BEGIN Data supplied

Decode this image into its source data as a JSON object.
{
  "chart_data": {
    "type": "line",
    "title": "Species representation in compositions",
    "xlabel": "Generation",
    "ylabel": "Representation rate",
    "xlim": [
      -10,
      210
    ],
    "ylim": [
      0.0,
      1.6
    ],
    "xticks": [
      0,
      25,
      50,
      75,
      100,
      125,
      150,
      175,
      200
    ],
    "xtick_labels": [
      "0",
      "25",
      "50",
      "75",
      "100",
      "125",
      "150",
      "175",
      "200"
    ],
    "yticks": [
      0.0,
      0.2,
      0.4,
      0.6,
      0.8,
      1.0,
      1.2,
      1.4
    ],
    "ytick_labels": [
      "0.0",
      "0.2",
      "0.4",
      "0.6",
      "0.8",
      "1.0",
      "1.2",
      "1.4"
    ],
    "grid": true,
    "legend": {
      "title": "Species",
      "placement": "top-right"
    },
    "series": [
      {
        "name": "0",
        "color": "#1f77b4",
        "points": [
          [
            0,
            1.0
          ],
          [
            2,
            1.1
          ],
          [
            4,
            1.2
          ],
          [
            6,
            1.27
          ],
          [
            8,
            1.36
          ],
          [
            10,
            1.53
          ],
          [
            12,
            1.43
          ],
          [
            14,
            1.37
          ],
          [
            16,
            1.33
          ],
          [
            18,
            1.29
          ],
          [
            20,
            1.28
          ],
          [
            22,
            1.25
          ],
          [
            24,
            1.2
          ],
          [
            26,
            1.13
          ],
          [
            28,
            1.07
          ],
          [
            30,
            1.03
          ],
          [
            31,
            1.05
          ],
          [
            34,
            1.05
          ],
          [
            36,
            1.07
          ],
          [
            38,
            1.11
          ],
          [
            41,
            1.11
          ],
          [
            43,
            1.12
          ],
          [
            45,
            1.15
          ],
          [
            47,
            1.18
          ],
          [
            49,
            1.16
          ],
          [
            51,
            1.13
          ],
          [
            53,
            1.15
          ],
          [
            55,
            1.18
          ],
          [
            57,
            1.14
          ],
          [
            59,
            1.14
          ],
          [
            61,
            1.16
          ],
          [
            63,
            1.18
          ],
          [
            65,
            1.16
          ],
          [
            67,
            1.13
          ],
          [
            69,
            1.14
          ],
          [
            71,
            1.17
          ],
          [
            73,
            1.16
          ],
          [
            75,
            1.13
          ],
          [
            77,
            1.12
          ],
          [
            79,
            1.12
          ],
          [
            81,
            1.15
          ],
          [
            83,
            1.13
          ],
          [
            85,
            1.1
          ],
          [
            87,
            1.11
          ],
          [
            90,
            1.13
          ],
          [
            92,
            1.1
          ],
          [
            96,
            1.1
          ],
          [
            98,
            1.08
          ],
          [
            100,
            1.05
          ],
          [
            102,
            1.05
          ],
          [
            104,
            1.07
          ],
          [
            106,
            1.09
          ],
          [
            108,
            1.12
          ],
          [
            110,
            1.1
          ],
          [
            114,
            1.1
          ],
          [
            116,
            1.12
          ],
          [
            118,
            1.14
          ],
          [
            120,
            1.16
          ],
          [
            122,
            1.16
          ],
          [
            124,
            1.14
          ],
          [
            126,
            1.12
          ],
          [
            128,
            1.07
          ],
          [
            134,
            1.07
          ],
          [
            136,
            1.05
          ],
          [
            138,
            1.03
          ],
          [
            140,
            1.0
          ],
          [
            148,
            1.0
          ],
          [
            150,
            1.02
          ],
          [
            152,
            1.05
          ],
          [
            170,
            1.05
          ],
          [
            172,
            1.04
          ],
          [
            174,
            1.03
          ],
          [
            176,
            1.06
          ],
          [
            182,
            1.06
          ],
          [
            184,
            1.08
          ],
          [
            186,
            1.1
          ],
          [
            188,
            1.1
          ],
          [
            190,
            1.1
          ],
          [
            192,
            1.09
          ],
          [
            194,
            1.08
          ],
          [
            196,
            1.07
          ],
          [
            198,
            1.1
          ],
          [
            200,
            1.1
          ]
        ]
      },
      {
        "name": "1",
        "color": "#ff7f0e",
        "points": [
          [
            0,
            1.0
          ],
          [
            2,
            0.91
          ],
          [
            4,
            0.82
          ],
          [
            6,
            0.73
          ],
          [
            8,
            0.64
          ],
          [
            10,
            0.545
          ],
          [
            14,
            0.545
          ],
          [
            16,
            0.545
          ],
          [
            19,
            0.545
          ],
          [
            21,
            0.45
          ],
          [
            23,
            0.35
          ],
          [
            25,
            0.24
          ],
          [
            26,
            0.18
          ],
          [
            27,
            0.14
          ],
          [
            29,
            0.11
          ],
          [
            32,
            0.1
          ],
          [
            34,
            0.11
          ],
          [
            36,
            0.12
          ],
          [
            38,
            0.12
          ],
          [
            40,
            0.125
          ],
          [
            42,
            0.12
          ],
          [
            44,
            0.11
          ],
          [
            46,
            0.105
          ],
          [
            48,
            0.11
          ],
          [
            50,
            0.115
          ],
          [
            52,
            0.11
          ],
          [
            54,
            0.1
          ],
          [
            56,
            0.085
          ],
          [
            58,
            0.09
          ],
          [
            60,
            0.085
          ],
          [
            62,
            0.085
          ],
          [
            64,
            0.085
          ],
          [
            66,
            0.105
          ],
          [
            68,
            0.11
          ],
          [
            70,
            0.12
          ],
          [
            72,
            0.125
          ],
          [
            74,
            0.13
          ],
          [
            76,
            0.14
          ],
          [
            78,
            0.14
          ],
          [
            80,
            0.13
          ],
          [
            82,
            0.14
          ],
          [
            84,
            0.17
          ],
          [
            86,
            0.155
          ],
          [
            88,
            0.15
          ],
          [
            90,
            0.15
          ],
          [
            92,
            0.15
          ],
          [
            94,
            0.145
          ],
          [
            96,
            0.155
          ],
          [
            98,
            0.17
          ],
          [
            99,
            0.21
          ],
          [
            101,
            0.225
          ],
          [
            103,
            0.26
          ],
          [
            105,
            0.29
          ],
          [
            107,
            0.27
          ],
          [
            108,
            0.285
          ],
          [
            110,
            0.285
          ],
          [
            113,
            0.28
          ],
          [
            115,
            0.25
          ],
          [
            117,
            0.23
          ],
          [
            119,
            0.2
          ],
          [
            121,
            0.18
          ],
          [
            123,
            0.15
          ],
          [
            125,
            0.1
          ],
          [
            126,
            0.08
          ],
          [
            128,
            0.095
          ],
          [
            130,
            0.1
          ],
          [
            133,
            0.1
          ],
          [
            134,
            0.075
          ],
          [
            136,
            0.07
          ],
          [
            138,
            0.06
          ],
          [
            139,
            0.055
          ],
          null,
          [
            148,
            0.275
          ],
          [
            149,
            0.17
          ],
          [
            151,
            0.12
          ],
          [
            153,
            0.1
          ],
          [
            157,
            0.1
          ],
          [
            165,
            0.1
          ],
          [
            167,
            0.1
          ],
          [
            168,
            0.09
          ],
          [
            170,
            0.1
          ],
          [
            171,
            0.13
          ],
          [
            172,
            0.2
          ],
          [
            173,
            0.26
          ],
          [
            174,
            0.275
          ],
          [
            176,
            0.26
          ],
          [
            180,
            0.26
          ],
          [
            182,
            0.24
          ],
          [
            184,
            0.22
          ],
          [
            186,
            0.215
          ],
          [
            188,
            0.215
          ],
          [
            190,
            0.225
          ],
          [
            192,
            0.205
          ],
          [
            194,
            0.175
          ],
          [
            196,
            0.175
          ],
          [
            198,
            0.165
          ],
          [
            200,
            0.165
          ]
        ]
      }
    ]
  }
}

END Data supplied

In full and verbatim, repeat the records given above.

→ Solution to the problem:
Decode this image into its source data as a JSON object.
{
  "chart_data": {
    "type": "line",
    "title": "Species representation in compositions",
    "xlabel": "Generation",
    "ylabel": "Representation rate",
    "xlim": [
      -10,
      210
    ],
    "ylim": [
      0.0,
      1.6
    ],
    "xticks": [
      0,
      25,
      50,
      75,
      100,
      125,
      150,
      175,
      200
    ],
    "xtick_labels": [
      "0",
      "25",
      "50",
      "75",
      "100",
      "125",
      "150",
      "175",
      "200"
    ],
    "yticks": [
      0.0,
      0.2,
      0.4,
      0.6,
      0.8,
      1.0,
      1.2,
      1.4
    ],
    "ytick_labels": [
      "0.0",
      "0.2",
      "0.4",
      "0.6",
      "0.8",
      "1.0",
      "1.2",
      "1.4"
    ],
    "grid": true,
    "legend": {
      "title": "Species",
      "placement": "top-right"
    },
    "series": [
      {
        "name": "0",
        "color": "#1f77b4",
        "points": [
          [
            0,
            1.0
          ],
          [
            2,
            1.1
          ],
          [
            4,
            1.2
          ],
          [
            6,
            1.27
          ],
          [
            8,
            1.36
          ],
          [
            10,
            1.53
          ],
          [
            12,
            1.43
          ],
          [
            14,
            1.37
          ],
          [
            16,
            1.33
          ],
          [
            18,
            1.29
          ],
          [
            20,
            1.28
          ],
          [
            22,
            1.25
          ],
          [
            24,
            1.2
          ],
          [
            26,
            1.13
          ],
          [
            28,
            1.07
          ],
          [
            30,
            1.03
          ],
          [
            31,
            1.05
          ],
          [
            34,
            1.05
          ],
          [
            36,
            1.07
          ],
          [
            38,
            1.11
          ],
          [
            41,
            1.11
          ],
          [
            43,
            1.12
          ],
          [
            45,
            1.15
          ],
          [
            47,
            1.18
          ],
          [
            49,
            1.16
          ],
          [
            51,
            1.13
          ],
          [
            53,
            1.15
          ],
          [
            55,
            1.18
          ],
          [
            57,
            1.14
          ],
          [
            59,
            1.14
          ],
          [
            61,
            1.16
          ],
          [
            63,
            1.18
          ],
          [
            65,
            1.16
          ],
          [
            67,
            1.13
          ],
          [
            69,
            1.14
          ],
          [
            71,
            1.17
          ],
          [
            73,
            1.16
          ],
          [
            75,
            1.13
          ],
          [
            77,
            1.12
          ],
          [
            79,
            1.12
          ],
          [
            81,
            1.15
          ],
          [
            83,
            1.13
          ],
          [
            85,
            1.1
          ],
          [
            87,
            1.11
          ],
          [
            90,
            1.13
          ],
          [
            92,
            1.1
          ],
          [
            96,
            1.1
          ],
          [
            98,
            1.08
          ],
          [
            100,
            1.05
          ],
          [
            102,
            1.05
          ],
          [
            104,
            1.07
          ],
          [
            106,
            1.09
          ],
          [
            108,
            1.12
          ],
          [
            110,
            1.1
          ],
          [
            114,
            1.1
          ],
          [
            116,
            1.12
          ],
          [
            118,
            1.14
          ],
          [
            120,
            1.16
          ],
          [
            122,
            1.16
          ],
          [
            124,
            1.14
          ],
          [
            126,
            1.12
          ],
          [
            128,
            1.07
          ],
          [
            134,
            1.07
          ],
          [
            136,
            1.05
          ],
          [
            138,
            1.03
          ],
          [
            140,
            1.0
          ],
          [
            148,
            1.0
          ],
          [
            150,
            1.02
          ],
          [
            152,
            1.05
          ],
          [
            170,
            1.05
          ],
          [
            172,
            1.04
          ],
          [
            174,
            1.03
          ],
          [
            176,
            1.06
          ],
          [
            182,
            1.06
          ],
          [
            184,
            1.08
          ],
          [
            186,
            1.1
          ],
          [
            188,
            1.1
          ],
          [
            190,
            1.1
          ],
          [
            192,
            1.09
          ],
          [
            194,
            1.08
          ],
          [
            196,
            1.07
          ],
          [
            198,
            1.1
          ],
          [
            200,
            1.1
          ]
        ]
      },
      {
        "name": "1",
        "color": "#ff7f0e",
        "points": [
          [
            0,
            1.0
          ],
          [
            2,
            0.91
          ],
          [
            4,
            0.82
          ],
          [
            6,
            0.73
          ],
          [
            8,
            0.64
          ],
          [
            10,
            0.545
          ],
          [
            14,
            0.545
          ],
          [
            16,
            0.545
          ],
          [
            19,
            0.545
          ],
          [
            21,
            0.45
          ],
          [
            23,
            0.35
          ],
          [
            25,
            0.24
          ],
          [
            26,
            0.18
          ],
          [
            27,
            0.14
          ],
          [
            29,
            0.11
          ],
          [
            32,
            0.1
          ],
          [
            34,
            0.11
          ],
          [
            36,
            0.12
          ],
          [
            38,
            0.12
          ],
          [
            40,
            0.125
          ],
          [
            42,
            0.12
          ],
          [
            44,
            0.11
          ],
          [
            46,
            0.105
          ],
          [
            48,
            0.11
          ],
          [
            50,
            0.115
          ],
          [
            52,
            0.11
          ],
          [
            54,
            0.1
          ],
          [
            56,
            0.085
          ],
          [
            58,
            0.09
          ],
          [
            60,
            0.085
          ],
          [
            62,
            0.085
          ],
          [
            64,
            0.085
          ],
          [
            66,
            0.105
          ],
          [
            68,
            0.11
          ],
          [
            70,
            0.12
          ],
          [
            72,
            0.125
          ],
          [
            74,
            0.13
          ],
          [
            76,
            0.14
          ],
          [
            78,
            0.14
          ],
          [
            80,
            0.13
          ],
          [
            82,
            0.14
          ],
          [
            84,
            0.17
          ],
          [
            86,
            0.155
          ],
          [
            88,
            0.15
          ],
          [
            90,
            0.15
          ],
          [
            92,
            0.15
          ],
          [
            94,
            0.145
          ],
          [
            96,
            0.155
          ],
          [
            98,
            0.17
          ],
          [
            99,
            0.21
          ],
          [
            101,
            0.225
          ],
          [
            103,
            0.26
          ],
          [
            105,
            0.29
          ],
          [
            107,
            0.27
          ],
          [
            108,
            0.285
          ],
          [
            110,
            0.285
          ],
          [
            113,
            0.28
          ],
          [
            115,
            0.25
          ],
          [
            117,
            0.23
          ],
          [
            119,
            0.2
          ],
          [
            121,
            0.18
          ],
          [
            123,
            0.15
          ],
          [
            125,
            0.1
          ],
          [
            126,
            0.08
          ],
          [
            128,
            0.095
          ],
          [
            130,
            0.1
          ],
          [
            133,
            0.1
          ],
          [
            134,
            0.075
          ],
          [
            136,
            0.07
          ],
          [
            138,
            0.06
          ],
          [
            139,
            0.055
          ],
          null,
          [
            148,
            0.275
          ],
          [
            149,
            0.17
          ],
          [
            151,
            0.12
          ],
          [
            153,
            0.1
          ],
          [
            157,
            0.1
          ],
          [
            165,
            0.1
          ],
          [
            167,
            0.1
          ],
          [
            168,
            0.09
          ],
          [
            170,
            0.1
          ],
          [
            171,
            0.13
          ],
          [
            172,
            0.2
          ],
          [
            173,
            0.26
          ],
          [
            174,
            0.275
          ],
          [
            176,
            0.26
          ],
          [
            180,
            0.26
          ],
          [
            182,
            0.24
          ],
          [
            184,
            0.22
          ],
          [
            186,
            0.215
          ],
          [
            188,
            0.215
          ],
          [
            190,
            0.225
          ],
          [
            192,
            0.205
          ],
          [
            194,
            0.175
          ],
          [
            196,
            0.175
          ],
          [
            198,
            0.165
          ],
          [
            200,
            0.165
          ]
        ]
      }
    ]
  }
}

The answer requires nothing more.